Items listed in a dataset:

===============

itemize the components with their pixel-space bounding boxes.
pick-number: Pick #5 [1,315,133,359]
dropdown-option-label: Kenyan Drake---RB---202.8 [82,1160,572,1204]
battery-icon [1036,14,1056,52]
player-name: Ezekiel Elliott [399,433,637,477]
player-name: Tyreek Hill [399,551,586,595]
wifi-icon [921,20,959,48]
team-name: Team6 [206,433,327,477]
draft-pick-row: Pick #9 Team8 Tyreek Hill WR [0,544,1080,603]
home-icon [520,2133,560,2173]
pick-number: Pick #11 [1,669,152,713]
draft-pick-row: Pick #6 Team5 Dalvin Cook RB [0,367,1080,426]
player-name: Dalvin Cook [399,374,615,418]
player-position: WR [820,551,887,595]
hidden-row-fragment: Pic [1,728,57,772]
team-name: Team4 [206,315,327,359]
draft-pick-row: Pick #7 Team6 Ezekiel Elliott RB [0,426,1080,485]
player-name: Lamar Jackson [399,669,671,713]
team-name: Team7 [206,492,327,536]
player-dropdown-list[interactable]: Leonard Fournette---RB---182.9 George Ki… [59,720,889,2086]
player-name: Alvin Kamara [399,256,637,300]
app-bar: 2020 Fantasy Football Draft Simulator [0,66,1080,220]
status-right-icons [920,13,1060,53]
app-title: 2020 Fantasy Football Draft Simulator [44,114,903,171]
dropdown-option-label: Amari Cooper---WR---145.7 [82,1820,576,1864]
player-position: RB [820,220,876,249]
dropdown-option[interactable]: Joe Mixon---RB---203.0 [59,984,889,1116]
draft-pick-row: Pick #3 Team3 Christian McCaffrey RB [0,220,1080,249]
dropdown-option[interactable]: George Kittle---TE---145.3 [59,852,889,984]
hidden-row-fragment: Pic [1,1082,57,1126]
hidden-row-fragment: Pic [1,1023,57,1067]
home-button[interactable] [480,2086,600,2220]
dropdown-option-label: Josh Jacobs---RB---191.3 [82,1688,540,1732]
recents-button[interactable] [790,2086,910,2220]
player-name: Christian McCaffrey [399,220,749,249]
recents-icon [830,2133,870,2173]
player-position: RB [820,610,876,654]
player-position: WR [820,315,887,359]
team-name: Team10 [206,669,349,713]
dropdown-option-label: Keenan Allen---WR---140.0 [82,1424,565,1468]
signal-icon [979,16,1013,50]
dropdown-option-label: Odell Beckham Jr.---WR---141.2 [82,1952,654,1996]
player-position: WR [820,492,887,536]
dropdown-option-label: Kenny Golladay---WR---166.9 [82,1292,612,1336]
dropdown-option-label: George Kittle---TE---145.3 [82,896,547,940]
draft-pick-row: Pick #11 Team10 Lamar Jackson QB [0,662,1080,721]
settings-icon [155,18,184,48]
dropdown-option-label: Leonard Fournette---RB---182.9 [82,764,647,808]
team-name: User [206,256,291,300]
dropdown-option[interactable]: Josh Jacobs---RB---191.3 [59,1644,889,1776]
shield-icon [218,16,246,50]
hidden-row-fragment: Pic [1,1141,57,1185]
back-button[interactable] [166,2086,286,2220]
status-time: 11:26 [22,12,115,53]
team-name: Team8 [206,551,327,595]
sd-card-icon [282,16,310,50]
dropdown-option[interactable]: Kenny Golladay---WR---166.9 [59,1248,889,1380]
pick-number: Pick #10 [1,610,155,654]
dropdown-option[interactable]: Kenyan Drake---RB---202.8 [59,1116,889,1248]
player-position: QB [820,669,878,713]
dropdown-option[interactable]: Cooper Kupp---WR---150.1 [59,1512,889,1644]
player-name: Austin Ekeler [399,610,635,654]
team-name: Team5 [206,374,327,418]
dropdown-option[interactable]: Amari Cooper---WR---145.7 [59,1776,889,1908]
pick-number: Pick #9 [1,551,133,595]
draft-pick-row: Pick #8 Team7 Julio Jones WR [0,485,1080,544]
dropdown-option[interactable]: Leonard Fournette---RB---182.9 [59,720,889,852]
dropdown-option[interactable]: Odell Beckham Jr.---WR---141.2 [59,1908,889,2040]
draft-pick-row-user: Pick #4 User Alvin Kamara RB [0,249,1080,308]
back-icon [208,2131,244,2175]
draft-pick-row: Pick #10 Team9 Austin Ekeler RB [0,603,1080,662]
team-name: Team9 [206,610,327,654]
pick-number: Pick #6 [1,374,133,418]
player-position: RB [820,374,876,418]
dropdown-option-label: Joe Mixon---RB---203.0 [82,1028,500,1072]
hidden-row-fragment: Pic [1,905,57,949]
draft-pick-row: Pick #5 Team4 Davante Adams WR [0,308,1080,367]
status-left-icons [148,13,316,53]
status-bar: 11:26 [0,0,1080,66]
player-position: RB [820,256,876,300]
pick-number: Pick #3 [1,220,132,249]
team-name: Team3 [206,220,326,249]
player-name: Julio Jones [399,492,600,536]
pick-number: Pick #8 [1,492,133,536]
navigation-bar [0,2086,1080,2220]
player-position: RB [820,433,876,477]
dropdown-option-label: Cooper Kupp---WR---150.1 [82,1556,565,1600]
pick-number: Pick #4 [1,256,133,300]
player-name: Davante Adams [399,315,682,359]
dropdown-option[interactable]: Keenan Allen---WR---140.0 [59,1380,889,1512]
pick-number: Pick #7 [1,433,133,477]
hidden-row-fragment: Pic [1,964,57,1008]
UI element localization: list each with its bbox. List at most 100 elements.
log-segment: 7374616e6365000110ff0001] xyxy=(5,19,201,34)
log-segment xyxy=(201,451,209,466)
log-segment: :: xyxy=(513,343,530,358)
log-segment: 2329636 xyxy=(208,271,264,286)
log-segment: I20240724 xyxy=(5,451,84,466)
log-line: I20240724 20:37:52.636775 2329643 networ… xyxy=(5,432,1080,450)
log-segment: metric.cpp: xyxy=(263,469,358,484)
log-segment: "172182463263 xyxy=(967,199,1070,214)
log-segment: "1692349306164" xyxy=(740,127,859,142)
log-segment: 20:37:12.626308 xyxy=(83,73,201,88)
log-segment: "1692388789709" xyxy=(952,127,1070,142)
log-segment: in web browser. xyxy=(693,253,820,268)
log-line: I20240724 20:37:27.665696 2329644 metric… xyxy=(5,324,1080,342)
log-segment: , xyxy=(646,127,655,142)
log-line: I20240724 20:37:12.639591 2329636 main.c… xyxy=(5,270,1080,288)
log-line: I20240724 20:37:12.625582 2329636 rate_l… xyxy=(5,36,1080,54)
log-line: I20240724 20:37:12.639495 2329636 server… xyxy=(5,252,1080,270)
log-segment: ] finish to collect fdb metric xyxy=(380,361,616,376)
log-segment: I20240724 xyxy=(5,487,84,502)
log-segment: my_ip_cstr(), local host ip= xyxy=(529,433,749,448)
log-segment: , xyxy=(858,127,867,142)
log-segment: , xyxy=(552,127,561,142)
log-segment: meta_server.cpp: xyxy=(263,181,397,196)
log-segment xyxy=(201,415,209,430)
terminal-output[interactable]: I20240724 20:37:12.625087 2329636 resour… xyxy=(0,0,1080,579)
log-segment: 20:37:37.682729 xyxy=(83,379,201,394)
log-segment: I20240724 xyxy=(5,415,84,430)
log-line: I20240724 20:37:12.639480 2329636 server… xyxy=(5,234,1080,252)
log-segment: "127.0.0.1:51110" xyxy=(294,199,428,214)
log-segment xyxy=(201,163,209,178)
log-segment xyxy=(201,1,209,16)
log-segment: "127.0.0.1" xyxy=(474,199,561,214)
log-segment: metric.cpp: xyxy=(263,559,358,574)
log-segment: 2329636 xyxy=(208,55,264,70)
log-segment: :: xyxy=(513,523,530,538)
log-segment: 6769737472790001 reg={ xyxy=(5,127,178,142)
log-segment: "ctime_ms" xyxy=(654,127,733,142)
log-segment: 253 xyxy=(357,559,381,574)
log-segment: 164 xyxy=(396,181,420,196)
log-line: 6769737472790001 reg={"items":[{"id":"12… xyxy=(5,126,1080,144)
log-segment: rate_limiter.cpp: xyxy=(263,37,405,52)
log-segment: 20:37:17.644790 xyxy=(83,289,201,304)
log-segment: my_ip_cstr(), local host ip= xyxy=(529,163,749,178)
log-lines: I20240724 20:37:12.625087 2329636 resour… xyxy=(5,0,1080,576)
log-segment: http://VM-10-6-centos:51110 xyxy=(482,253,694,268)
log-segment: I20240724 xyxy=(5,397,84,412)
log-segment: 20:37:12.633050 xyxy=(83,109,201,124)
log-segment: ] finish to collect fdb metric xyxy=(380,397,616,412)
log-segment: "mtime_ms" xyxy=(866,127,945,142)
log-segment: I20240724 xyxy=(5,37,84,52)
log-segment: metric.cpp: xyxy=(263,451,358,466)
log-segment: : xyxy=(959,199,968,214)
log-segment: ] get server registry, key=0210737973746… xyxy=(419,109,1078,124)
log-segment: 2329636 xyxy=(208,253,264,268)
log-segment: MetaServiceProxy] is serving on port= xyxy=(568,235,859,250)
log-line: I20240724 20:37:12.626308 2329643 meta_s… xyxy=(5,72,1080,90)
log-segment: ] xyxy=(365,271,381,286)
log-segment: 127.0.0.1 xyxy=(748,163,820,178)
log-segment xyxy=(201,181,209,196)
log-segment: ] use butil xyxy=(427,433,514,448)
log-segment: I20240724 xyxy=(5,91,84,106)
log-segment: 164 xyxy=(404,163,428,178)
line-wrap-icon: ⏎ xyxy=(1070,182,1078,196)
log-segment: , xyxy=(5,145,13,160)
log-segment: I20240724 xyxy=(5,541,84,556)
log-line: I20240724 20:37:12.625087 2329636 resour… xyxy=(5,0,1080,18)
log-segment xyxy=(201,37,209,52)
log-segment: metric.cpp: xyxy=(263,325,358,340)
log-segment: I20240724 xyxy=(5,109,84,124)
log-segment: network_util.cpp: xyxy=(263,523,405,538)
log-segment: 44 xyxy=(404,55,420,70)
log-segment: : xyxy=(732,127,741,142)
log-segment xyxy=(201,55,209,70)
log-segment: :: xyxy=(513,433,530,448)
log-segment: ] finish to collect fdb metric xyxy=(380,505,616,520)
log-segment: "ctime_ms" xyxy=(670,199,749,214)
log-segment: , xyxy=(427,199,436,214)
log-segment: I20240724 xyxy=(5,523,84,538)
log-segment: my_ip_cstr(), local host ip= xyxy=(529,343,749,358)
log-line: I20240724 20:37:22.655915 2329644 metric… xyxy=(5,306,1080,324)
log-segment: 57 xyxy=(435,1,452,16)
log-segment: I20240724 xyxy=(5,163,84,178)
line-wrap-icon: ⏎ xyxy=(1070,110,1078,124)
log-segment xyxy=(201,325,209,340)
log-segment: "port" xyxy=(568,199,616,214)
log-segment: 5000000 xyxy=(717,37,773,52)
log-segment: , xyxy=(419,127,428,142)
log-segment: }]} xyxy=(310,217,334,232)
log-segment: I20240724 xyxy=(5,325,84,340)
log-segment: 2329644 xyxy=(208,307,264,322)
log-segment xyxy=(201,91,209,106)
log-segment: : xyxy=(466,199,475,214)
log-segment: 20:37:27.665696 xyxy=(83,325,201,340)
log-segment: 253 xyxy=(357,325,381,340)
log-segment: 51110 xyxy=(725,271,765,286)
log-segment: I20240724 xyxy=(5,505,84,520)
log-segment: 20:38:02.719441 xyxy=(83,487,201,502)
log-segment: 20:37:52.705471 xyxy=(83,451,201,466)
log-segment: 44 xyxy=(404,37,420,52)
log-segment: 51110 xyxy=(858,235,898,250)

===============

Transcribe the stretch of lines from the start of the records through the line containing "team-name: Team6 [206,433,327,477]", both ends included.

itemize the components with their pixel-space bounding boxes.
pick-number: Pick #5 [1,315,133,359]
dropdown-option-label: Kenyan Drake---RB---202.8 [82,1160,572,1204]
battery-icon [1036,14,1056,52]
player-name: Ezekiel Elliott [399,433,637,477]
player-name: Tyreek Hill [399,551,586,595]
wifi-icon [921,20,959,48]
team-name: Team6 [206,433,327,477]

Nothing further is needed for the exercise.